> [Work required]: Write out the listing below from the line containing "Enumerate this screenshot's" to its last line, unaltered, ends included.

> [Material provided]:
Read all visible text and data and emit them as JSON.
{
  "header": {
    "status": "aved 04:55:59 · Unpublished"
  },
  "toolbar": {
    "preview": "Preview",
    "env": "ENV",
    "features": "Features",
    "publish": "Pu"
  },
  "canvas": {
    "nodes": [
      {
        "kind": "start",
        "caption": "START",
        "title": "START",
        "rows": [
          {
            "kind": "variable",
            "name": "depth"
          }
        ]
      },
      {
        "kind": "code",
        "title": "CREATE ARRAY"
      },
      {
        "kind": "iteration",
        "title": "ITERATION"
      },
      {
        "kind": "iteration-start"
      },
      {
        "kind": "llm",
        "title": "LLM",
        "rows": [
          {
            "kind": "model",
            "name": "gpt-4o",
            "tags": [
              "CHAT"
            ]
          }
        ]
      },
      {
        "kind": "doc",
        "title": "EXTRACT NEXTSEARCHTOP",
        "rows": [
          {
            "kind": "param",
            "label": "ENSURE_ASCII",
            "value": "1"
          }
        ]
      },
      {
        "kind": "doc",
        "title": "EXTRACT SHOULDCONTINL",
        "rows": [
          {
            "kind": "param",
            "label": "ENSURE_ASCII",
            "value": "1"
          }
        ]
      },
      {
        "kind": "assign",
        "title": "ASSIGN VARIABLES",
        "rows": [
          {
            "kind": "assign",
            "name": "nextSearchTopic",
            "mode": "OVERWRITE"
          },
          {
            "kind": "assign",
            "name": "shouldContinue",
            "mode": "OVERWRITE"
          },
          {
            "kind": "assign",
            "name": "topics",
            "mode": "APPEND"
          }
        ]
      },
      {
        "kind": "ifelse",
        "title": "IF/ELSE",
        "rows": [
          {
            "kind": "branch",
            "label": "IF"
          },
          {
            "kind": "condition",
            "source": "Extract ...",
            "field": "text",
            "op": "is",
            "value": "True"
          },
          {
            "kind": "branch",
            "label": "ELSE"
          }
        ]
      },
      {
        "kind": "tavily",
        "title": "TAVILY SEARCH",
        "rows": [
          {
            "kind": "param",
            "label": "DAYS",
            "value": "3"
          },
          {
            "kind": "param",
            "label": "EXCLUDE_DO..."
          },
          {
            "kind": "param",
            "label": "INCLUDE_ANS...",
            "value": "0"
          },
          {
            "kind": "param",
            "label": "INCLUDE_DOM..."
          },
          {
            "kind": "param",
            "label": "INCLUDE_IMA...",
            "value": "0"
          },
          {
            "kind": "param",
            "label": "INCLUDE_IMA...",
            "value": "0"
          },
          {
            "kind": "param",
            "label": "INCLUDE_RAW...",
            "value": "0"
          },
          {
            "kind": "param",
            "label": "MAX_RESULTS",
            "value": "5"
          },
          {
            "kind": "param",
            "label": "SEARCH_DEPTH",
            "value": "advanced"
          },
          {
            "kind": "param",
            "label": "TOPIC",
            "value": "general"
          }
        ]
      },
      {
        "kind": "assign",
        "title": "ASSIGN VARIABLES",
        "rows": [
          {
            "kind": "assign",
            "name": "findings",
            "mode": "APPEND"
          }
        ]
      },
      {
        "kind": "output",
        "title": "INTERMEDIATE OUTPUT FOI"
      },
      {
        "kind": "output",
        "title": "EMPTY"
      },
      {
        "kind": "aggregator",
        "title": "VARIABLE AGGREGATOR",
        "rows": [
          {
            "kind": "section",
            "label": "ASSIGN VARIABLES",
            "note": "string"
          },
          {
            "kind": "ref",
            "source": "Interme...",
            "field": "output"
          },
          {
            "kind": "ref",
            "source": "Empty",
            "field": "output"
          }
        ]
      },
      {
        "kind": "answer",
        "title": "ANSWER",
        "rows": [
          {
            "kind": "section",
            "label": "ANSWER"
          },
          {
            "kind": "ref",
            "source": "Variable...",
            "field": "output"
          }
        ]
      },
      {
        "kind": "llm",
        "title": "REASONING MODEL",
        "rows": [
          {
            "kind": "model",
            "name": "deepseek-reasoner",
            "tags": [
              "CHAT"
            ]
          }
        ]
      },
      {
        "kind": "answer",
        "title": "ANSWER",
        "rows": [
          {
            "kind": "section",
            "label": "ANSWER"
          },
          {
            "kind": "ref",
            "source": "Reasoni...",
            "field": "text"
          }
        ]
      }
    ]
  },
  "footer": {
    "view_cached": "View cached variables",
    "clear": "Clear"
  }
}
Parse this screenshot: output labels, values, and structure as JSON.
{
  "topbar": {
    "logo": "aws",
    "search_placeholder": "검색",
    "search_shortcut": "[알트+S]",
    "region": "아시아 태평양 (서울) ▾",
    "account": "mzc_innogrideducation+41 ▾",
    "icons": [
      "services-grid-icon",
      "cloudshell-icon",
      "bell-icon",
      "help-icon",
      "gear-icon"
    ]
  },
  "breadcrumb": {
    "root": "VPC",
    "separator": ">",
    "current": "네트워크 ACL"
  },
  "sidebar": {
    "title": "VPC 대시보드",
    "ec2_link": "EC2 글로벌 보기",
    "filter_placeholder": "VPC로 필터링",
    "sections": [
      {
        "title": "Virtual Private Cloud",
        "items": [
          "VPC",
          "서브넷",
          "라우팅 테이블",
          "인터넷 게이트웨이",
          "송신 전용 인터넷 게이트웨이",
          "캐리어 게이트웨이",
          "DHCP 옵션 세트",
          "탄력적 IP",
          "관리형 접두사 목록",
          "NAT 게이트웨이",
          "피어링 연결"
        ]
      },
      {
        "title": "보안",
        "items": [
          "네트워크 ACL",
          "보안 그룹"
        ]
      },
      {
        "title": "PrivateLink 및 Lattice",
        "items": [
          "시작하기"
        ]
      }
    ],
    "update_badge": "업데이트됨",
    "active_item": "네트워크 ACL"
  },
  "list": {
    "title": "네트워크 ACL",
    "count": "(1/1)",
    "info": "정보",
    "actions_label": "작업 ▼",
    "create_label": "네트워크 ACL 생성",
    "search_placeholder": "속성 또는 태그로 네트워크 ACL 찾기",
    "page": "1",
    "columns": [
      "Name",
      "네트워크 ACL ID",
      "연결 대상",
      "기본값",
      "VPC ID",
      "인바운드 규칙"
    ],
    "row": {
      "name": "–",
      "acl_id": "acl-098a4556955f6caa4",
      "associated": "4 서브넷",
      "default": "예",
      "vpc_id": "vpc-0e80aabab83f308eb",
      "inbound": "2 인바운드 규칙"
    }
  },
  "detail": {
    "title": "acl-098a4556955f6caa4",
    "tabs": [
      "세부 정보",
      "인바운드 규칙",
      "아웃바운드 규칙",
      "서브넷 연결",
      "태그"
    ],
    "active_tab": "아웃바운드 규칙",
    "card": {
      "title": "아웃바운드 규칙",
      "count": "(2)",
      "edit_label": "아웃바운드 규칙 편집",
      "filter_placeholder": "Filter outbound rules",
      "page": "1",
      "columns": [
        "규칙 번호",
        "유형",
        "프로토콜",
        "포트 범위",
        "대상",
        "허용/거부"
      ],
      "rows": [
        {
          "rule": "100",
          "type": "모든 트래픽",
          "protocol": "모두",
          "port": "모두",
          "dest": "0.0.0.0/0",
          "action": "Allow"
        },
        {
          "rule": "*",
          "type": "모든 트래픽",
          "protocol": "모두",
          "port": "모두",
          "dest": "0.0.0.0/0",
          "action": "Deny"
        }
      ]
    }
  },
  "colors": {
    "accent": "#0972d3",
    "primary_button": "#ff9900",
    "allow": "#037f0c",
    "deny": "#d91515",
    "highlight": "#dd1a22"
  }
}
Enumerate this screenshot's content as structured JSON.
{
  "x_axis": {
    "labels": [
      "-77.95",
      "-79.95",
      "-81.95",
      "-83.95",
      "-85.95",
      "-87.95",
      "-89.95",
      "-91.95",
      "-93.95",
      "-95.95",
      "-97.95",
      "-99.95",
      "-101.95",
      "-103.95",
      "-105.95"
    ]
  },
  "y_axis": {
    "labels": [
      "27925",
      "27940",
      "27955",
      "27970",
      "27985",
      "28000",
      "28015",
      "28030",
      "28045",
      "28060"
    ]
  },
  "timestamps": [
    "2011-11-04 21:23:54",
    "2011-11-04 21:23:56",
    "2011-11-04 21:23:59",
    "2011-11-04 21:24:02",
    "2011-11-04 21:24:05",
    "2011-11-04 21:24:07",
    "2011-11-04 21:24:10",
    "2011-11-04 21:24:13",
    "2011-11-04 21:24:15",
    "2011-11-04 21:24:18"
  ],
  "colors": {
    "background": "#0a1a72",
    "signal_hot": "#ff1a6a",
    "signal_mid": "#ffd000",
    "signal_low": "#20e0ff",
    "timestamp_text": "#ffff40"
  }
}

> [Task output]:
Enumerate this screenshot's content as structured JSON.
{
  "x_axis": {
    "labels": [
      "-77.95",
      "-79.95",
      "-81.95",
      "-83.95",
      "-85.95",
      "-87.95",
      "-89.95",
      "-91.95",
      "-93.95",
      "-95.95",
      "-97.95",
      "-99.95",
      "-101.95",
      "-103.95",
      "-105.95"
    ]
  },
  "y_axis": {
    "labels": [
      "27925",
      "27940",
      "27955",
      "27970",
      "27985",
      "28000",
      "28015",
      "28030",
      "28045",
      "28060"
    ]
  },
  "timestamps": [
    "2011-11-04 21:23:54",
    "2011-11-04 21:23:56",
    "2011-11-04 21:23:59",
    "2011-11-04 21:24:02",
    "2011-11-04 21:24:05",
    "2011-11-04 21:24:07",
    "2011-11-04 21:24:10",
    "2011-11-04 21:24:13",
    "2011-11-04 21:24:15",
    "2011-11-04 21:24:18"
  ],
  "colors": {
    "background": "#0a1a72",
    "signal_hot": "#ff1a6a",
    "signal_mid": "#ffd000",
    "signal_low": "#20e0ff",
    "timestamp_text": "#ffff40"
  }
}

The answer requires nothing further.